Gather all lines with "xlabel" from the records.

* begin Rows *

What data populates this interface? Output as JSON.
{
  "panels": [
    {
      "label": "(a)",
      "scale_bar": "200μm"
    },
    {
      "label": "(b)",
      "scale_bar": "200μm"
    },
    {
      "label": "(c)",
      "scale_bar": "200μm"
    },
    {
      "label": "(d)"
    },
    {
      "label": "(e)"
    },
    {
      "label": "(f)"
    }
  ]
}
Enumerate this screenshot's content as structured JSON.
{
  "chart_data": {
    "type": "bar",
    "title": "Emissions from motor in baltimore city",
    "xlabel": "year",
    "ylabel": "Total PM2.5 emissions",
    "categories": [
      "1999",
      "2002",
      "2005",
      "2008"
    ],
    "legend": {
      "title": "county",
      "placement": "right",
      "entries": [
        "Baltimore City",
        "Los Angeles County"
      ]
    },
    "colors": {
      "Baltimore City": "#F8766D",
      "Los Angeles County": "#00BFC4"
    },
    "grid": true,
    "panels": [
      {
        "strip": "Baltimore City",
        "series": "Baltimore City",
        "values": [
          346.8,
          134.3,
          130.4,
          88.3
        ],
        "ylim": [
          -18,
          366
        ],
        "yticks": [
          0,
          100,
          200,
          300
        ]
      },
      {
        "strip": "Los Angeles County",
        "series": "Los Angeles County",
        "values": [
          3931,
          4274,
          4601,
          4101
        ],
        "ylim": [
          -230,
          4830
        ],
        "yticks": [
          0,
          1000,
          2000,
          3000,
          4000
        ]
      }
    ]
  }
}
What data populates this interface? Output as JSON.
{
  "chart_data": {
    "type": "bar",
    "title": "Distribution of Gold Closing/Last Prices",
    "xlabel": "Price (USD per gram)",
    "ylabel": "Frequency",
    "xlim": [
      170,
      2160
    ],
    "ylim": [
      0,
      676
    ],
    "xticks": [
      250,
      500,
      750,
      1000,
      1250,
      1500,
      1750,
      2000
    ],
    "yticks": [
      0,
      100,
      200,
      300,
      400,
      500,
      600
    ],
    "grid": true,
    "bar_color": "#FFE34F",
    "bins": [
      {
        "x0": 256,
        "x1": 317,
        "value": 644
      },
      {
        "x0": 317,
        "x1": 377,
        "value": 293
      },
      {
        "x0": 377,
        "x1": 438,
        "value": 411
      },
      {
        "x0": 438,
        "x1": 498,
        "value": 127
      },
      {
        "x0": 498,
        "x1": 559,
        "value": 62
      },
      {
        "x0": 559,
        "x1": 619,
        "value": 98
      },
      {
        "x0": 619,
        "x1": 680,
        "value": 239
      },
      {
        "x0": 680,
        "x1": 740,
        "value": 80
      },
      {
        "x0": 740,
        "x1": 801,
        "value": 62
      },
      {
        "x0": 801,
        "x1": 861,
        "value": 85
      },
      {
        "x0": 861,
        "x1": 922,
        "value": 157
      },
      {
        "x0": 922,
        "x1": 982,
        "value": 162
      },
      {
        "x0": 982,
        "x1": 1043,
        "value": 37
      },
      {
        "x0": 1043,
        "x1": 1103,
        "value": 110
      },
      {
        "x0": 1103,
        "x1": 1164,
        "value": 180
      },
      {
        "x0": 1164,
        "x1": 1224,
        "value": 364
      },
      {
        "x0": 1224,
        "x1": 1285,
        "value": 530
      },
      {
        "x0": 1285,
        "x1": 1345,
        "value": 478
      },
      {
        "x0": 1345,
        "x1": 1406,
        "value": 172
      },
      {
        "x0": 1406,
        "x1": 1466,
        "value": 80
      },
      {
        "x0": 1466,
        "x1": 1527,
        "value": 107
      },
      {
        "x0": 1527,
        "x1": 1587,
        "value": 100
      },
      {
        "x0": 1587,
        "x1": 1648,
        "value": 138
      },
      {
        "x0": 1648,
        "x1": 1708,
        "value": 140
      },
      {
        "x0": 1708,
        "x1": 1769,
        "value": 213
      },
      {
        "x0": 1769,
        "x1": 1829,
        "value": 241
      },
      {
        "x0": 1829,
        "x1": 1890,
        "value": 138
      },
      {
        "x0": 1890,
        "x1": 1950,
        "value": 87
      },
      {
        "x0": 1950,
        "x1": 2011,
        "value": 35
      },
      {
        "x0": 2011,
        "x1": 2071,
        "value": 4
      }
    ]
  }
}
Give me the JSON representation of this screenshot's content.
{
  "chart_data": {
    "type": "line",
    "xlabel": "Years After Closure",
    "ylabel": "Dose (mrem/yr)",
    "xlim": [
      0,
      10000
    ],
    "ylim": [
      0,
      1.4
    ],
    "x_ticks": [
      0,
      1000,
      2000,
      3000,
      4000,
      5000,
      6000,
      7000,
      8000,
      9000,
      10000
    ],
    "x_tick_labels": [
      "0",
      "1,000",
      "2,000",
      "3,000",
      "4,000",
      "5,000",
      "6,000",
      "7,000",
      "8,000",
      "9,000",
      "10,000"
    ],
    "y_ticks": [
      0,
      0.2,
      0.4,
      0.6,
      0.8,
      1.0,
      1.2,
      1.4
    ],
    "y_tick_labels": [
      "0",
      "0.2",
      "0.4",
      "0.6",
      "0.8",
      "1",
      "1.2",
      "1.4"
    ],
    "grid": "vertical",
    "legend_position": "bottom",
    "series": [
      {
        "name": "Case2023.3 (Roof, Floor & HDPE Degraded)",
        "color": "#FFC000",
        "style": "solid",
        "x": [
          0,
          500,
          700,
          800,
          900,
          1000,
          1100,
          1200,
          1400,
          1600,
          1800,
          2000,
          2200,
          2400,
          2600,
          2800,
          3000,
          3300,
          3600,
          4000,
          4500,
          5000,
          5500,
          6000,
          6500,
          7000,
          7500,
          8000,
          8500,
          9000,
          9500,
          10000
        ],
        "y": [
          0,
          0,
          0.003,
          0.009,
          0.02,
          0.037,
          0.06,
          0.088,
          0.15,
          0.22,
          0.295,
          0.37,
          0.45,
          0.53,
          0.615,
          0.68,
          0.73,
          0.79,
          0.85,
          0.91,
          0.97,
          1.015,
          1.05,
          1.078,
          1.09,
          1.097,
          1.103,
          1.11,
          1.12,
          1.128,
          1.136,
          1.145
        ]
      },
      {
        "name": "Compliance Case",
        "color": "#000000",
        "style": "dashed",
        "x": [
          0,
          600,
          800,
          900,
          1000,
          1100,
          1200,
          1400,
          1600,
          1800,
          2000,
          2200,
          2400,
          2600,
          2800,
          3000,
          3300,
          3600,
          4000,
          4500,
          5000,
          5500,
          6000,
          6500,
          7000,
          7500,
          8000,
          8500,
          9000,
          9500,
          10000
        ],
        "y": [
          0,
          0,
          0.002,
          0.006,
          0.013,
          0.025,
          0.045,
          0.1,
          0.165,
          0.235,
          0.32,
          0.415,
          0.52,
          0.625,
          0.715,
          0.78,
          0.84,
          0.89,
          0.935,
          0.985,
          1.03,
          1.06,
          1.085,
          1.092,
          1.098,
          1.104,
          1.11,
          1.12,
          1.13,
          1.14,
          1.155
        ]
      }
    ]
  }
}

* end Rows *

Result of the exercise:
    "xlabel": "year",
    "xlabel": "Price (USD per gram)",
    "xlabel": "Years After Closure",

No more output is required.